PROBLEM TO SOLVE: Search the entries below. Return every line that has "kaksi" in it.

►

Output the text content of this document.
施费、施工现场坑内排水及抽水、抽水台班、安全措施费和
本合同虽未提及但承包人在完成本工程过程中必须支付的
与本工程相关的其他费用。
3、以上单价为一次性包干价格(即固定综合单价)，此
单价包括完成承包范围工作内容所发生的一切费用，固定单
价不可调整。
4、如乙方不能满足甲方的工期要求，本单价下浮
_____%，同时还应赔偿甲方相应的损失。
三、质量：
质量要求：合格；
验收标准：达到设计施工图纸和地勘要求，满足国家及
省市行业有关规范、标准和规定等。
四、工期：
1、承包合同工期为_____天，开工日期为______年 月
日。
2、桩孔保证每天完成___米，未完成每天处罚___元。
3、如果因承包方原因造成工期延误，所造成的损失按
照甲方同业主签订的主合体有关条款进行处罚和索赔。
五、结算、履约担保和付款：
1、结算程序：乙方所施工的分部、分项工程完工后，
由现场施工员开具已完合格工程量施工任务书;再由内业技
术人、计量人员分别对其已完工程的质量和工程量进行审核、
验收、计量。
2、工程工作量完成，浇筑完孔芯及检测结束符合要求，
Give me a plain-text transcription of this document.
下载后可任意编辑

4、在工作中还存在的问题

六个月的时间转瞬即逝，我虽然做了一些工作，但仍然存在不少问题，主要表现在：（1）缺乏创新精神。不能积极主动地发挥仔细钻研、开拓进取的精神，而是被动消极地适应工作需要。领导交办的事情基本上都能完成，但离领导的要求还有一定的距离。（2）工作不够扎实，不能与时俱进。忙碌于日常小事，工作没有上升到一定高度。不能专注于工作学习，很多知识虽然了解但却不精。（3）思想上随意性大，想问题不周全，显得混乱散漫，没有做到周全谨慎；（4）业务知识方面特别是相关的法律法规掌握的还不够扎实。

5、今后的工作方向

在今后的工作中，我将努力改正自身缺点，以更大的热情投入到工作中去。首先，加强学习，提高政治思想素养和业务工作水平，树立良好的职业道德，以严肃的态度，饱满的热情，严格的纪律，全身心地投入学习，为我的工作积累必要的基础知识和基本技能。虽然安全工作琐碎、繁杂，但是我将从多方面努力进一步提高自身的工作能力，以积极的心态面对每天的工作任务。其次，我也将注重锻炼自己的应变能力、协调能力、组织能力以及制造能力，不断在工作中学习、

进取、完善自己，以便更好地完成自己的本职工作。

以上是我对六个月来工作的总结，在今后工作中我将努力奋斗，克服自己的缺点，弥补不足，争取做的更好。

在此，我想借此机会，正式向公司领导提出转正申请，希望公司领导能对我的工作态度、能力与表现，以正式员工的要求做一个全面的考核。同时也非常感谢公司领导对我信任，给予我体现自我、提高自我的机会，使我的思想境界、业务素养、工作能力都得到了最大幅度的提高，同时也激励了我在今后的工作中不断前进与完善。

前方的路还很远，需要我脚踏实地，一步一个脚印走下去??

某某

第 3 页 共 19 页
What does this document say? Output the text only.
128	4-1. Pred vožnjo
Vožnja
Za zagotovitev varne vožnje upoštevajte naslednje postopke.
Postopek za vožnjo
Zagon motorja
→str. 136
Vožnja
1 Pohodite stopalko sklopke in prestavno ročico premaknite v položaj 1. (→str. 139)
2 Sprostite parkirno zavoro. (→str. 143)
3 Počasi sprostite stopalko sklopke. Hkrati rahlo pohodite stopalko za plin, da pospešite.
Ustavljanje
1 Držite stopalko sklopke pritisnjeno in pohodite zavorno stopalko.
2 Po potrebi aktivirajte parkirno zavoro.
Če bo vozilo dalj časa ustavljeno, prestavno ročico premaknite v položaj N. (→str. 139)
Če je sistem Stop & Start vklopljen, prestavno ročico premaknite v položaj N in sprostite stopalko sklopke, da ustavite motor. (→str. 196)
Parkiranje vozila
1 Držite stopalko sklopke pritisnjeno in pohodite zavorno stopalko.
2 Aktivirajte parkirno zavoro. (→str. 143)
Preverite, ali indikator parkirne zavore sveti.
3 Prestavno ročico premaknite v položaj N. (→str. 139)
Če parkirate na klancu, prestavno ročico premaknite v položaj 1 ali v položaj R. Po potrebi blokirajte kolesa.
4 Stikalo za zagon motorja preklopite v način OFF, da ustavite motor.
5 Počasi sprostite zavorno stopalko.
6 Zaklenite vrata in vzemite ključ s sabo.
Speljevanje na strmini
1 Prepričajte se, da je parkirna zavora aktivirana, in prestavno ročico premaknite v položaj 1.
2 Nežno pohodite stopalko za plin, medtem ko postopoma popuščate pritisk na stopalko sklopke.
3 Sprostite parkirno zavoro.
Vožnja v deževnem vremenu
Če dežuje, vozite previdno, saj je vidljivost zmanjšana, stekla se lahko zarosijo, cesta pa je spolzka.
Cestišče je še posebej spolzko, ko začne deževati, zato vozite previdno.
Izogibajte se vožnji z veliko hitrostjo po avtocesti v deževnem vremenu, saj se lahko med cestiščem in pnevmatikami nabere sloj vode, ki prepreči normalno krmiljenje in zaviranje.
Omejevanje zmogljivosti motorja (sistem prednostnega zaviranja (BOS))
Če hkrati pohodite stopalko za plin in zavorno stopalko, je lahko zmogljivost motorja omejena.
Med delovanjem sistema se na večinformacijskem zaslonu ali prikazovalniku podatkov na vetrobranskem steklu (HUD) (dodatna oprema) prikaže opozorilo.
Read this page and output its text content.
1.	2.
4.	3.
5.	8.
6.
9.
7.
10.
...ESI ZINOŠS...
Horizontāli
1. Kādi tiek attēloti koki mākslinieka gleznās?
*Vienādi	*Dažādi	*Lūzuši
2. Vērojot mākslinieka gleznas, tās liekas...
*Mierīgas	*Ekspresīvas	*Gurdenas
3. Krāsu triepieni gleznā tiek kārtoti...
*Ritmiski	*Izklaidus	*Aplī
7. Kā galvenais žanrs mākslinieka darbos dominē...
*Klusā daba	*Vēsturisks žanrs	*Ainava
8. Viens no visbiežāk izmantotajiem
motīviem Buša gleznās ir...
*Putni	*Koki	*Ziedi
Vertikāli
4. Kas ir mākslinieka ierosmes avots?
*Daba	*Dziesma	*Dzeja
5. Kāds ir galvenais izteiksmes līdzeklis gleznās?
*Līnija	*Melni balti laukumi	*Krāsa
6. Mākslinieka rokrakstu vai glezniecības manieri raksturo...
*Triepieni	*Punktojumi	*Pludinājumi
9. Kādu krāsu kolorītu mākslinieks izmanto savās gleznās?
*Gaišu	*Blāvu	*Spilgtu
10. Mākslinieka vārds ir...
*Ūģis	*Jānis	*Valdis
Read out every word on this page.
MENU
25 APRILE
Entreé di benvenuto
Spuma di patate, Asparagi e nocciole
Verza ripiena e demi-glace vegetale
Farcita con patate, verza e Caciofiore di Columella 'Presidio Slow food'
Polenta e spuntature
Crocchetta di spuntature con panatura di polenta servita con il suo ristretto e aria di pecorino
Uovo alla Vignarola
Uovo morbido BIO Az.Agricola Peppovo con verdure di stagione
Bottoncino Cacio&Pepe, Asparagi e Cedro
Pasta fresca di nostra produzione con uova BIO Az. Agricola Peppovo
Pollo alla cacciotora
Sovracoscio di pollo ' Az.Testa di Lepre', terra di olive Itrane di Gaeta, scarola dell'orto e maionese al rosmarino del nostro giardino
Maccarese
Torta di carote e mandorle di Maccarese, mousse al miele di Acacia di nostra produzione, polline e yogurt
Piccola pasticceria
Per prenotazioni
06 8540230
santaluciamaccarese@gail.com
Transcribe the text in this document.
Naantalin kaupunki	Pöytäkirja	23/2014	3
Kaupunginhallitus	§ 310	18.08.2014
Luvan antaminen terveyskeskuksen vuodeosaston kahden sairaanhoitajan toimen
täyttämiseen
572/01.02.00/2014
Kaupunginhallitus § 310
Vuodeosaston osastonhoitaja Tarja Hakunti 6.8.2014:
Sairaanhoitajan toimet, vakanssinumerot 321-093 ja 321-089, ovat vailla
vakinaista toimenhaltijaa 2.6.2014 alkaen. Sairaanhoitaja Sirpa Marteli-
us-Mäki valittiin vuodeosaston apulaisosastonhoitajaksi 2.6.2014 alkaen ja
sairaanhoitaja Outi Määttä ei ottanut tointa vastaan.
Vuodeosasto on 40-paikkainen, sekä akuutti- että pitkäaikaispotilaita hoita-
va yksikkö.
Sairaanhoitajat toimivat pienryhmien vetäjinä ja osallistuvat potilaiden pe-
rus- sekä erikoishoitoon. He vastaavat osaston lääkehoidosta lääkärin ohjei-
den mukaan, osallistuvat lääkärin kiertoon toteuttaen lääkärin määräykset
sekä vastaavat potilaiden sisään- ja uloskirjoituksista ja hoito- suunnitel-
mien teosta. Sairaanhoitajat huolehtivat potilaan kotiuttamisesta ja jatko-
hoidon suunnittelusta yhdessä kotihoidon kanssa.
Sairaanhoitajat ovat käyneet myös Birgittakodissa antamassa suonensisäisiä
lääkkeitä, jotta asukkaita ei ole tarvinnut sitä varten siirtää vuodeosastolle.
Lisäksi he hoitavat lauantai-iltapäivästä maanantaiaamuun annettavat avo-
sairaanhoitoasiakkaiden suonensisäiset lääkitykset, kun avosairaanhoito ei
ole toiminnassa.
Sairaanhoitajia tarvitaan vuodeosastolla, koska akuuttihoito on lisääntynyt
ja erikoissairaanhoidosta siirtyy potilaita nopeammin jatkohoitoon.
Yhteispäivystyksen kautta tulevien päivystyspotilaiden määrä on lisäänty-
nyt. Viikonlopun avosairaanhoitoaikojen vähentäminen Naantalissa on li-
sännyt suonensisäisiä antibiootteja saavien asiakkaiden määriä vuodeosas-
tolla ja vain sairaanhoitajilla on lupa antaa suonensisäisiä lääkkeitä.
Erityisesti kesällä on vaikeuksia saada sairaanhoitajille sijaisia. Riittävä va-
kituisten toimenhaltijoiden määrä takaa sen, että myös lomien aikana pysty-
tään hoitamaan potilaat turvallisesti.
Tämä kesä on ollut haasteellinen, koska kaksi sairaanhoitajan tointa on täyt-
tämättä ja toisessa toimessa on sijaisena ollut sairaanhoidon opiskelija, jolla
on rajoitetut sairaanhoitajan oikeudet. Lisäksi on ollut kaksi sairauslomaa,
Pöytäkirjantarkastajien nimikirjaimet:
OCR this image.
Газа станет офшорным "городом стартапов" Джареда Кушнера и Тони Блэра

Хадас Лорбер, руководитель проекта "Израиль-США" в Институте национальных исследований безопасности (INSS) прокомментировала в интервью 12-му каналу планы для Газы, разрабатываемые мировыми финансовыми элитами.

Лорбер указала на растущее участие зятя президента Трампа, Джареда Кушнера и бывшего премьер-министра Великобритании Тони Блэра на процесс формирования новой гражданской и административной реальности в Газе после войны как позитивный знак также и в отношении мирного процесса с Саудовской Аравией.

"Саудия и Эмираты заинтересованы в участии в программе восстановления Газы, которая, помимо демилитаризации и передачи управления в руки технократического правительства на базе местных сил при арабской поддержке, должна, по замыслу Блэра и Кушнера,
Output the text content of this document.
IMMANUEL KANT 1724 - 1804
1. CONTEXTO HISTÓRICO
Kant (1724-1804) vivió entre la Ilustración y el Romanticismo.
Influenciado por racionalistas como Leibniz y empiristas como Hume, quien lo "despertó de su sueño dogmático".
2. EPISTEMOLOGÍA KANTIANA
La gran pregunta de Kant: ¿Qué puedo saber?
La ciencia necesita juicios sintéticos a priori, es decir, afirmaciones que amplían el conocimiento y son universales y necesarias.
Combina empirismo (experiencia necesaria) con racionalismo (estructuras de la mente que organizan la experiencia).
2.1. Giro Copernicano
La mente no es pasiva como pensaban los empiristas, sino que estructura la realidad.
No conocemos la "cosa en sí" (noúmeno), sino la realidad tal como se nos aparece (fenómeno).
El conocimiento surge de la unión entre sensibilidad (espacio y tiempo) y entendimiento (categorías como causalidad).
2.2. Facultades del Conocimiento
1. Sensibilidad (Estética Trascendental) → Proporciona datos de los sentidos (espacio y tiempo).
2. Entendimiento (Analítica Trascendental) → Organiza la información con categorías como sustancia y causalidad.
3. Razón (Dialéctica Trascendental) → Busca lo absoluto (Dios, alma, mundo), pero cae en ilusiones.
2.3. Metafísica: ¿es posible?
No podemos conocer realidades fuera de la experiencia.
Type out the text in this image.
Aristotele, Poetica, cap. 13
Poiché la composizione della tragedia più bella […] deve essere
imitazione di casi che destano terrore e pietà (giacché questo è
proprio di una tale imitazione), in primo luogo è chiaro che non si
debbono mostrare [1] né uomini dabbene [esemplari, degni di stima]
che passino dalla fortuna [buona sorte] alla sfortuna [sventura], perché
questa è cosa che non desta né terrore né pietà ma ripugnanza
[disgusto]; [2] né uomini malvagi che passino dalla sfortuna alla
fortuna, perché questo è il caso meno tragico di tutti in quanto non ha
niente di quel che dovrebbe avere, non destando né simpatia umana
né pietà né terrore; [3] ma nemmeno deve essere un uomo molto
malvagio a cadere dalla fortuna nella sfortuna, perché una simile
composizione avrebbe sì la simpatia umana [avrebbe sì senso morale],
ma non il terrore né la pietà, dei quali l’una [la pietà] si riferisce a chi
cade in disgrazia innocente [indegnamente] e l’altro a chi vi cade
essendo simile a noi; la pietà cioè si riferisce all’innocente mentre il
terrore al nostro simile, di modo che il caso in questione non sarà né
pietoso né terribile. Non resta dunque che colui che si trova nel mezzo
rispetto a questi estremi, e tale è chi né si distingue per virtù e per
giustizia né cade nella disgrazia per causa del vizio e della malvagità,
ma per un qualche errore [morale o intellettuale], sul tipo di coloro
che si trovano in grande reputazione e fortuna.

◄

SOLUTION:
Tämä kesä on ollut haasteellinen, koska kaksi sairaanhoitajan tointa on täyt-
on rajoitetut sairaanhoitajan oikeudet. Lisäksi on ollut kaksi sairauslomaa,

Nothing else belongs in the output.